# WORK INSTRUCTIONS
A. In the Hamlet essay, which allusion in Hamlet 1.5 started the author's research?
B. List the four kinds of people named in the title of the Hamlet essay.
C. Write out the Hamlet essay starting with "I also considered" and going on through "in his plays.", replacing "bread riots" with "grain riots".

# PASSAGE SHOWN
=== Begin Enclosure ===
Hamlet & the Beggar-Thief-Rioter-Revolutionary Continuum (Part 9)

In the last few weeks, my research that started with the Lazarus allusion in Hamlet 1.5 ("lazarlike") has moved out in concentric circles or spirals, from Lazarus and the rich man, to King Hamlet and to his stealthy, usurper-brother, Claudius, who has stolen the kingdom - and its queen.

So already we have broadened our scope from rich men and beggars, to kings, thieves and usurpers: The king seems to play the role of the rich man, and Claudius may have been like one of the beggars neglected too long, and who finally turned thief and murderer.

I also considered how the theft of the commons created more poverty, more beggars, the criminalization of beggars and vagabonds created more hardships, and how Shakespeare was familiar with bread riots, and included such things in his plays.

[Coriolan supplié par sa famille (Coriolanus begged by his family), circa 1652-1653, by Nicolas Poussin (1594–1665), Musée Nicolas-Poussin, Les Andelys. Photographed by Aiwaz. Pubic domain. Via Wikimedia.]

The more hunger increases as a problem in a nation or community, the more likely that beggars turn to thieves, and thieves to rioters and revolutionaries.
=== End Enclosure ===
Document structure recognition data
=== Begin Enclosure ===
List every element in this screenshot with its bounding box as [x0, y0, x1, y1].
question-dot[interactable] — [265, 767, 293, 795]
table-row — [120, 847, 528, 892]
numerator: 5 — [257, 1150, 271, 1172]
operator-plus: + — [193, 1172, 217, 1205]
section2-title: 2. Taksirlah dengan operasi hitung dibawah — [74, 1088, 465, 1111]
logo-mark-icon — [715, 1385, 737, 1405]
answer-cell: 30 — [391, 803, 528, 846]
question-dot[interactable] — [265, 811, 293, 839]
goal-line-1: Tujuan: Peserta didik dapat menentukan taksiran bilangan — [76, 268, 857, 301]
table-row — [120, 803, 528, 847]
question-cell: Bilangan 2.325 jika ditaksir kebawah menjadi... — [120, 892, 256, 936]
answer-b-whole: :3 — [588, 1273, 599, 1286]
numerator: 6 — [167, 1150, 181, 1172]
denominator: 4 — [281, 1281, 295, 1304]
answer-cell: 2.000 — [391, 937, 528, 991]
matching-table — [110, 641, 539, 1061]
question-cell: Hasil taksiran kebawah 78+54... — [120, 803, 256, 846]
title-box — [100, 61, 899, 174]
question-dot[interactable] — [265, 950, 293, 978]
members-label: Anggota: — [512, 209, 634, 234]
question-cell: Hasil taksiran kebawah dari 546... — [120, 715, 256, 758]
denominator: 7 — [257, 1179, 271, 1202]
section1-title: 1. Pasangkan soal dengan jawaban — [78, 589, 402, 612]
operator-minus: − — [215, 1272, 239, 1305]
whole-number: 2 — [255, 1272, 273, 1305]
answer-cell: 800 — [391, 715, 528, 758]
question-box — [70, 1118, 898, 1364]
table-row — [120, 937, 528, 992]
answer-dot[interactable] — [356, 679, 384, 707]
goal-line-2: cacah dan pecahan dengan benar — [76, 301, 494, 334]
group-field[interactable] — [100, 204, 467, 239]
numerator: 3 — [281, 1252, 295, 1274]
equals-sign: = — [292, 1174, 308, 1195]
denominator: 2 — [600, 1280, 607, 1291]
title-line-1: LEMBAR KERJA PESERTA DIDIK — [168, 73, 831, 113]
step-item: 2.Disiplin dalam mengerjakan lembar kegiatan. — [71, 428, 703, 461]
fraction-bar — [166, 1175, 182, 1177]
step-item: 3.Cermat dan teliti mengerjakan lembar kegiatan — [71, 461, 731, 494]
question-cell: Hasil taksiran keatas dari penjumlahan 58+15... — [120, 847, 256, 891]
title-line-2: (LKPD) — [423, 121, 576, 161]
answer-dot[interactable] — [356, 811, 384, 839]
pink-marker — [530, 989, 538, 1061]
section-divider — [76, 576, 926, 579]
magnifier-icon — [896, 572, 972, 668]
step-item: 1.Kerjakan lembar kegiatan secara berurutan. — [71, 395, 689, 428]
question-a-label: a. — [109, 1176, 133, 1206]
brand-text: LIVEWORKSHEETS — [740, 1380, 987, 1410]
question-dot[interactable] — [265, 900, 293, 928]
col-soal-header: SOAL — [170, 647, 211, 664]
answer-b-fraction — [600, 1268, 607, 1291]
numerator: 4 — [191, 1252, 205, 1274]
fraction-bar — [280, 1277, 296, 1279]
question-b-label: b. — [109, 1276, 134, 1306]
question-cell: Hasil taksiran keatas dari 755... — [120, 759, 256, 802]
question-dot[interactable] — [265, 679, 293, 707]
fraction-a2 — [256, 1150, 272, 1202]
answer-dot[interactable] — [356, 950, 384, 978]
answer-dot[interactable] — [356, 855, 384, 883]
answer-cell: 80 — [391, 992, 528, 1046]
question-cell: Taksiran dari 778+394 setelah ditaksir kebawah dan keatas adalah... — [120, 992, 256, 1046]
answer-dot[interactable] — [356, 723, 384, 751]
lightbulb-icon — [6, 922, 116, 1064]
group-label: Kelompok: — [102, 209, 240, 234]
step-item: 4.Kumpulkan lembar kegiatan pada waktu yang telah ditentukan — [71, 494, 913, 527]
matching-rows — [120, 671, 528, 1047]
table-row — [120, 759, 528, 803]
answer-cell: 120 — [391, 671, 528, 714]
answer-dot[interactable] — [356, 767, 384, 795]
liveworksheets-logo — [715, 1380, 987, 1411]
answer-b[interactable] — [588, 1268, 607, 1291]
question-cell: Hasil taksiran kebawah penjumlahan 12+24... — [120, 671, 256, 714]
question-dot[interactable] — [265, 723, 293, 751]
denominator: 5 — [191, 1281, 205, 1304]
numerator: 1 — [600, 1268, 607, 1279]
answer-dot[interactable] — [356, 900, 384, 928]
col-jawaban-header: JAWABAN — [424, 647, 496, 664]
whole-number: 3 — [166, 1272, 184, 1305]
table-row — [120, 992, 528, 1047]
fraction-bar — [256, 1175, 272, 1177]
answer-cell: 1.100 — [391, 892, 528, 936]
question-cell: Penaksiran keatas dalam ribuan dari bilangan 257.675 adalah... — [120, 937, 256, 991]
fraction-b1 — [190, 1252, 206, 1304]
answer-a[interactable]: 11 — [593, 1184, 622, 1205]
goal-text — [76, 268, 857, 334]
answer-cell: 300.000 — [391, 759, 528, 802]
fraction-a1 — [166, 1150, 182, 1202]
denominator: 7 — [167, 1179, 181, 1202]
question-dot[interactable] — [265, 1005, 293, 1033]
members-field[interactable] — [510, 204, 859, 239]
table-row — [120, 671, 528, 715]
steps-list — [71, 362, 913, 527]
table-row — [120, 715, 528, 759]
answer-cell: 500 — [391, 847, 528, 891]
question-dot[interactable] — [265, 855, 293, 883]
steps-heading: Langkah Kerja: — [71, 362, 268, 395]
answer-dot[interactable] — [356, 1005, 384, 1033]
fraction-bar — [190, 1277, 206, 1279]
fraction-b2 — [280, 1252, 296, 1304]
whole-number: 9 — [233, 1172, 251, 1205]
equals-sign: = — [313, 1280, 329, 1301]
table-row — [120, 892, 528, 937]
=== End Enclosure ===
# YOUR WRITTEN ANSWERS
A. The Lazarus allusion ("lazarlike").

B. Beggar, thief, rioter, revolutionary

C.
I also considered how the theft of the commons created more poverty, more beggars, the criminalization of beggars and vagabonds created more hardships, and how Shakespeare was familiar with grain riots, and included such things in his plays.